** Start Source records **

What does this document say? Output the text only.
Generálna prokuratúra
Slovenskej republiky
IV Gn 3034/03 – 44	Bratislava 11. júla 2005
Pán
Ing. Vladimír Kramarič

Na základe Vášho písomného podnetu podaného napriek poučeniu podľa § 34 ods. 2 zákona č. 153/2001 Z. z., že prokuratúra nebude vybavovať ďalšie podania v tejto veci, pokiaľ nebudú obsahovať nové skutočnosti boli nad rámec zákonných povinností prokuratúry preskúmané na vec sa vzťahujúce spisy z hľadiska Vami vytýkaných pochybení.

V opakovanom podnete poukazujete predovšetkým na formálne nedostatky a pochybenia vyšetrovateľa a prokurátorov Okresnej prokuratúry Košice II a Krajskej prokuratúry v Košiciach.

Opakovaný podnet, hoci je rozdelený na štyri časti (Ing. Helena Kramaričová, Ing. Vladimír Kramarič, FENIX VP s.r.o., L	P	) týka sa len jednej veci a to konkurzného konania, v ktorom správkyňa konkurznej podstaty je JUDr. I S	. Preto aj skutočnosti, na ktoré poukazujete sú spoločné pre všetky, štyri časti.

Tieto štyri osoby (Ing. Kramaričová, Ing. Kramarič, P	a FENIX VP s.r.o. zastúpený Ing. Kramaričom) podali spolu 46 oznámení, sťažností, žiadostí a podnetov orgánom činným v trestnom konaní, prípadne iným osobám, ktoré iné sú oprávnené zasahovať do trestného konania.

** End Source records **

Return all of the entries exactly as they were supplied.

What does this document say? Output the text only.
Generálna prokuratúra
Slovenskej republiky
IV Gn 3034/03 – 44	Bratislava 11. júla 2005
Pán
Ing. Vladimír Kramarič

Na základe Vášho písomného podnetu podaného napriek poučeniu podľa § 34 ods. 2 zákona č. 153/2001 Z. z., že prokuratúra nebude vybavovať ďalšie podania v tejto veci, pokiaľ nebudú obsahovať nové skutočnosti boli nad rámec zákonných povinností prokuratúry preskúmané na vec sa vzťahujúce spisy z hľadiska Vami vytýkaných pochybení.

V opakovanom podnete poukazujete predovšetkým na formálne nedostatky a pochybenia vyšetrovateľa a prokurátorov Okresnej prokuratúry Košice II a Krajskej prokuratúry v Košiciach.

Opakovaný podnet, hoci je rozdelený na štyri časti (Ing. Helena Kramaričová, Ing. Vladimír Kramarič, FENIX VP s.r.o., L	P	) týka sa len jednej veci a to konkurzného konania, v ktorom správkyňa konkurznej podstaty je JUDr. I S	. Preto aj skutočnosti, na ktoré poukazujete sú spoločné pre všetky, štyri časti.

Tieto štyri osoby (Ing. Kramaričová, Ing. Kramarič, P	a FENIX VP s.r.o. zastúpený Ing. Kramaričom) podali spolu 46 oznámení, sťažností, žiadostí a podnetov orgánom činným v trestnom konaní, prípadne iným osobám, ktoré iné sú oprávnené zasahovať do trestného konania.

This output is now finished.